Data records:

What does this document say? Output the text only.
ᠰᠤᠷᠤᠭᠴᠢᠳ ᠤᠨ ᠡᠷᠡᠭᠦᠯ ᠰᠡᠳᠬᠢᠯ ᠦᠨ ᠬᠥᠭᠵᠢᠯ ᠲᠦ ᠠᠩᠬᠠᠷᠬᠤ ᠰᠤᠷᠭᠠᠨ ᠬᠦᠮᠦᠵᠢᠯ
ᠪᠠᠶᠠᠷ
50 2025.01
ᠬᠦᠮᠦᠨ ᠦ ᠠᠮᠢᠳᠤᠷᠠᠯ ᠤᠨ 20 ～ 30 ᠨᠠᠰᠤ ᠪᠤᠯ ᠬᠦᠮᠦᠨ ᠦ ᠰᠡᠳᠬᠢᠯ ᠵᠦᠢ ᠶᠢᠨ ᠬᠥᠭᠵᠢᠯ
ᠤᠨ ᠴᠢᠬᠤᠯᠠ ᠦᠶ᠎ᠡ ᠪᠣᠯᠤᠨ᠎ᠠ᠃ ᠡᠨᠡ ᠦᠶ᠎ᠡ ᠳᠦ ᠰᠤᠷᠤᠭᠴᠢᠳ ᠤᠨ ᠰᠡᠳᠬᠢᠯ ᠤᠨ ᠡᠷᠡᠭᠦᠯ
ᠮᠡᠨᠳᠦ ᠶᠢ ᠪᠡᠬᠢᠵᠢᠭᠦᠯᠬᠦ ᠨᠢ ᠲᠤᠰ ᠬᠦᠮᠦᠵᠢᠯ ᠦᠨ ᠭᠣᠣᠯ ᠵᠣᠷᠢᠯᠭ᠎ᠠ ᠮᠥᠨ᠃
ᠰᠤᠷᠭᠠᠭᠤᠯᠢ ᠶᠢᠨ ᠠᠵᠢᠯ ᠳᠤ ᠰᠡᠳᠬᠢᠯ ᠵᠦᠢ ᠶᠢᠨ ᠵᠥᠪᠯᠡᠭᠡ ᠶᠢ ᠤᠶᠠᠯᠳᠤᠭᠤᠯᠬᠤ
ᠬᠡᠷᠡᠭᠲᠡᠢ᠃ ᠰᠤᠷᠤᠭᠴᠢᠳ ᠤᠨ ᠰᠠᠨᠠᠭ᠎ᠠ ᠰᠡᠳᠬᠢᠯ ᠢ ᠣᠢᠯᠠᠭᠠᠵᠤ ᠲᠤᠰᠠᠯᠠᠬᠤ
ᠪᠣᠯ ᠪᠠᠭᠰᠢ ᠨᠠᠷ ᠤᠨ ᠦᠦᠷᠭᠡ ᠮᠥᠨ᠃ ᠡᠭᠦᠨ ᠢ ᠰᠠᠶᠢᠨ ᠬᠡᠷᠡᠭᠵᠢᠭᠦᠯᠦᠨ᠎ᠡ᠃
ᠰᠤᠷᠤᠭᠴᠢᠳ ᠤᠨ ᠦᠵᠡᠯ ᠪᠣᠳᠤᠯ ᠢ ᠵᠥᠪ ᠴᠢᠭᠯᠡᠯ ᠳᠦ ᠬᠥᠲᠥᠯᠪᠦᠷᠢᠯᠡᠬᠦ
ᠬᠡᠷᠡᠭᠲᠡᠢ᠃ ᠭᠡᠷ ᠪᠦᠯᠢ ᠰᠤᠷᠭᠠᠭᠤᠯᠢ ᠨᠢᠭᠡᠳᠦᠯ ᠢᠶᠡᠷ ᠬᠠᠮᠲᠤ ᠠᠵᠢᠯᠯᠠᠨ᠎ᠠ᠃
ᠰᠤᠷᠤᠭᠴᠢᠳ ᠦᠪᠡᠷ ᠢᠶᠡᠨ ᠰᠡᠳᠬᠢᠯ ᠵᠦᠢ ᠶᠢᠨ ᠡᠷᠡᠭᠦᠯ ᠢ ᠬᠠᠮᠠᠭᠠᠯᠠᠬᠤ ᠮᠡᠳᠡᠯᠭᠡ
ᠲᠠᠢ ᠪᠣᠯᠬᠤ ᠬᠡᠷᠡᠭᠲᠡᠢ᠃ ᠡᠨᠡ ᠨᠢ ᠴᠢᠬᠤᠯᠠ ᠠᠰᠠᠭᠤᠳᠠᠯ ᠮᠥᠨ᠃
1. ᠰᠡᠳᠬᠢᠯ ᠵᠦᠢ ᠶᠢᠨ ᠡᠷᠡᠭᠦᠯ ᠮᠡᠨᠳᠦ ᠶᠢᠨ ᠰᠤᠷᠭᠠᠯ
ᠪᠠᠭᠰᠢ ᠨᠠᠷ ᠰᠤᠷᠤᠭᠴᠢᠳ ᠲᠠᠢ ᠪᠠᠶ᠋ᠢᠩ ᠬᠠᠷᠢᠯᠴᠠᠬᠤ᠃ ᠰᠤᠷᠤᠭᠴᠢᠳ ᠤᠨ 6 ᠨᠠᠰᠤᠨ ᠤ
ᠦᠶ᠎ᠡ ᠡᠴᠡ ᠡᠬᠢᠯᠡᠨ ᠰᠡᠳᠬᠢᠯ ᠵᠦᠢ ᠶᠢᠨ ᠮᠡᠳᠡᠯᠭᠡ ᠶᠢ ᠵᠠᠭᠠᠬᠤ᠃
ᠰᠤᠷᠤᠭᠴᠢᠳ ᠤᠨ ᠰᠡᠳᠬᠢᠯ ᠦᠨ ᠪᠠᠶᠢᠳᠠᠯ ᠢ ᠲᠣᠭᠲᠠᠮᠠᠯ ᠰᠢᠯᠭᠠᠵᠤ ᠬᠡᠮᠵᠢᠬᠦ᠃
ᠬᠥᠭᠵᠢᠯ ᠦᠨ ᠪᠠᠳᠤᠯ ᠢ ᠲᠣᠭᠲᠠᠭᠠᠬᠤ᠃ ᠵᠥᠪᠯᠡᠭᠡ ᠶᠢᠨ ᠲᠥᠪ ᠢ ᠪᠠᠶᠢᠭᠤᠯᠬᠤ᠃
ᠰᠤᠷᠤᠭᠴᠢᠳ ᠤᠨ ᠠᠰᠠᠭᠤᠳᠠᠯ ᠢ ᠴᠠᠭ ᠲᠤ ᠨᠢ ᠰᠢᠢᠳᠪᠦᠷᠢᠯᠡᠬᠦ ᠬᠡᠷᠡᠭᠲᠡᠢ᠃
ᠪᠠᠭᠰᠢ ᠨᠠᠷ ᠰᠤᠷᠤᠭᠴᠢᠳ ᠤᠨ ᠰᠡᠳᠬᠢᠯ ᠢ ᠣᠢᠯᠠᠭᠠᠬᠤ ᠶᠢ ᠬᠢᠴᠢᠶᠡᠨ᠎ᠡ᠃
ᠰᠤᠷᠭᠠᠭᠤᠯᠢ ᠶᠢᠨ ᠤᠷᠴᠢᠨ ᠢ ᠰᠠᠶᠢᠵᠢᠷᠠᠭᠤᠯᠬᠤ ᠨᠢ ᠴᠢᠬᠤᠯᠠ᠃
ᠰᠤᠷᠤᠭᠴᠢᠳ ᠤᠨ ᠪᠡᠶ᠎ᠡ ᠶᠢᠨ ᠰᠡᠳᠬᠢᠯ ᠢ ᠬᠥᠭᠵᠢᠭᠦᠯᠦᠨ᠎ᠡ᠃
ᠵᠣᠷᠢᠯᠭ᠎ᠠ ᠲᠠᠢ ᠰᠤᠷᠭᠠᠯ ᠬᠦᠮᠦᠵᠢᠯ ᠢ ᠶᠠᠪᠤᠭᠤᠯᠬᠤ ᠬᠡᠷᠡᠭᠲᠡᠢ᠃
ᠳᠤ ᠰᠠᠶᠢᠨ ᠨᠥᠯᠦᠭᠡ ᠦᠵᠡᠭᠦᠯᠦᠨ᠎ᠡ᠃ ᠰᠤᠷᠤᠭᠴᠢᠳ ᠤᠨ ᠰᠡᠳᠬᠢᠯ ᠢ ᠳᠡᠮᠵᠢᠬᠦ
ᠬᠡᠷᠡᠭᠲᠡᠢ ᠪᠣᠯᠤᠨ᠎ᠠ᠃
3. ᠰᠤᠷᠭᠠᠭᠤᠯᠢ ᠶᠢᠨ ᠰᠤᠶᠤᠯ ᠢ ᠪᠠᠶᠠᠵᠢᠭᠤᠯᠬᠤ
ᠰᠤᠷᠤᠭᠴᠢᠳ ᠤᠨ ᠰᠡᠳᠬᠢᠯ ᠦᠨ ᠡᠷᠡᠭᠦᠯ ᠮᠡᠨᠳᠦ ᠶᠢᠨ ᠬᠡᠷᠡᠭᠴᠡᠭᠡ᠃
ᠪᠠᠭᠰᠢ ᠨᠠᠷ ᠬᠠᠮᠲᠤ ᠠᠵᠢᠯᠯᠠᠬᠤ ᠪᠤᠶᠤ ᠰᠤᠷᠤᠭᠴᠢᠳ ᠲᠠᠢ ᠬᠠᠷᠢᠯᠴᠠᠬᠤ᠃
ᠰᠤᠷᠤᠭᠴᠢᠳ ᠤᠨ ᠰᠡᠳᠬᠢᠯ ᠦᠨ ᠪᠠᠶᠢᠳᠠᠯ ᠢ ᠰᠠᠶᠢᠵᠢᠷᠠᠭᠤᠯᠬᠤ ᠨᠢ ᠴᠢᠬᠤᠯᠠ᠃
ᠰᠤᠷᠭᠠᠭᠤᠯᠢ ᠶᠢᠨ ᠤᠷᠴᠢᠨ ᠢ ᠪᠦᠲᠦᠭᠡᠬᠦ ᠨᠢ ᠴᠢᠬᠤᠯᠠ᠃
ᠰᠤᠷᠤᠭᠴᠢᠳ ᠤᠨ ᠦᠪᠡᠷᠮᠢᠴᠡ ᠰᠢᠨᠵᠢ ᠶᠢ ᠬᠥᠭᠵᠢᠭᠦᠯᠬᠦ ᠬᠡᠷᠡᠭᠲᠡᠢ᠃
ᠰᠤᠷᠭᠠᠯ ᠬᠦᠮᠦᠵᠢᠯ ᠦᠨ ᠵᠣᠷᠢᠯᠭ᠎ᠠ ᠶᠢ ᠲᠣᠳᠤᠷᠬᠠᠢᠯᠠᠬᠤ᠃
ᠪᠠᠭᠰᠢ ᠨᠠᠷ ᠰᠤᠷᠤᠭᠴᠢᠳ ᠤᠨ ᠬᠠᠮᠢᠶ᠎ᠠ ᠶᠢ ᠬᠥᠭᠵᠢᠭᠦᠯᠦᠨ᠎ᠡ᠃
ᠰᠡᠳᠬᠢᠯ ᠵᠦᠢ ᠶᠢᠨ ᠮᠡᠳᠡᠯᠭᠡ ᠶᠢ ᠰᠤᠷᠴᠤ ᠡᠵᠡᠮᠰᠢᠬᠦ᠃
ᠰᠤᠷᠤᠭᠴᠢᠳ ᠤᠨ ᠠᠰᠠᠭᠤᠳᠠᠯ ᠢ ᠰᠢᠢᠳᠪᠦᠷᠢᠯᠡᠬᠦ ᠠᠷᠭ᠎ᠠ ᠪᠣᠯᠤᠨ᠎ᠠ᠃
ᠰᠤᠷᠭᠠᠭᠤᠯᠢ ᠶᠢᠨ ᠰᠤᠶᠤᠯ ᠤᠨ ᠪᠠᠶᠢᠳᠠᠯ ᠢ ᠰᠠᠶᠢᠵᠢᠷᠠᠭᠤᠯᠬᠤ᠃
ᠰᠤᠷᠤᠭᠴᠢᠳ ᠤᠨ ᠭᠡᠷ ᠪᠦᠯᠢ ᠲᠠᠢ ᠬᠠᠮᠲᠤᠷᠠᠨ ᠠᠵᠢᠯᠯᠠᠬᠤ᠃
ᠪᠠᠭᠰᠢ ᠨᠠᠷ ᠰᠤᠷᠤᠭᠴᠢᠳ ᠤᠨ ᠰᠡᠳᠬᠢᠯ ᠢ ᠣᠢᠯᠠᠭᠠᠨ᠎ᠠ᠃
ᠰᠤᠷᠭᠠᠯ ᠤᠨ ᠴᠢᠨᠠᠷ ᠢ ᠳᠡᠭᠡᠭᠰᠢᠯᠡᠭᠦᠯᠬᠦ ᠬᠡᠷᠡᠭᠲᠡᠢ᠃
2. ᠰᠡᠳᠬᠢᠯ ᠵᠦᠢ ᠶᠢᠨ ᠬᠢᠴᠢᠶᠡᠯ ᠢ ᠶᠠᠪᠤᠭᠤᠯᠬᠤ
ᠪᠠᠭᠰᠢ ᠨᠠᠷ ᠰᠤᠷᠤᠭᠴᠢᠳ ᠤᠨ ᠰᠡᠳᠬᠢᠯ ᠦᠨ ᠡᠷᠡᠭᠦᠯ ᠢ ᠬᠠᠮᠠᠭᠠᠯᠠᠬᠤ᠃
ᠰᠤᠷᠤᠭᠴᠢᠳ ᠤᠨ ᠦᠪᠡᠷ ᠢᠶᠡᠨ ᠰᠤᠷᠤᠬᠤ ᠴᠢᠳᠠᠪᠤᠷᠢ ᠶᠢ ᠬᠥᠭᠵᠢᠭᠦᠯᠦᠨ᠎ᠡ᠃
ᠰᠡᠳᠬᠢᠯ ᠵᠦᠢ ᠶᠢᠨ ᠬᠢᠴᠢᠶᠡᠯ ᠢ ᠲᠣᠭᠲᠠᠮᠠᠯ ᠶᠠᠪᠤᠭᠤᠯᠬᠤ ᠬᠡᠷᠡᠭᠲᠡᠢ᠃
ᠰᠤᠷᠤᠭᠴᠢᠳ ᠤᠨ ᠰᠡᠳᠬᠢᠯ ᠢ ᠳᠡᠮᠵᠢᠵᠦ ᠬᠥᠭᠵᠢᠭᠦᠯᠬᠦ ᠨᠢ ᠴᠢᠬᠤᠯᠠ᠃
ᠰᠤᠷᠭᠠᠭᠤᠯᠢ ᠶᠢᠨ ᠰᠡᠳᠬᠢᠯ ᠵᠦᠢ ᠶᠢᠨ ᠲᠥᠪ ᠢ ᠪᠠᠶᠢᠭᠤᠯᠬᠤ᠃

WRITTEN EXERCISE:
Show the lines of the material that contain the word "ᠬᠢᠴᠢᠶᠡᠯ".

WRITTEN ANSWER:
2. ᠰᠡᠳᠬᠢᠯ ᠵᠦᠢ ᠶᠢᠨ ᠬᠢᠴᠢᠶᠡᠯ ᠢ ᠶᠠᠪᠤᠭᠤᠯᠬᠤ
ᠰᠡᠳᠬᠢᠯ ᠵᠦᠢ ᠶᠢᠨ ᠬᠢᠴᠢᠶᠡᠯ ᠢ ᠲᠣᠭᠲᠠᠮᠠᠯ ᠶᠠᠪᠤᠭᠤᠯᠬᠤ ᠬᠡᠷᠡᠭᠲᠡᠢ᠃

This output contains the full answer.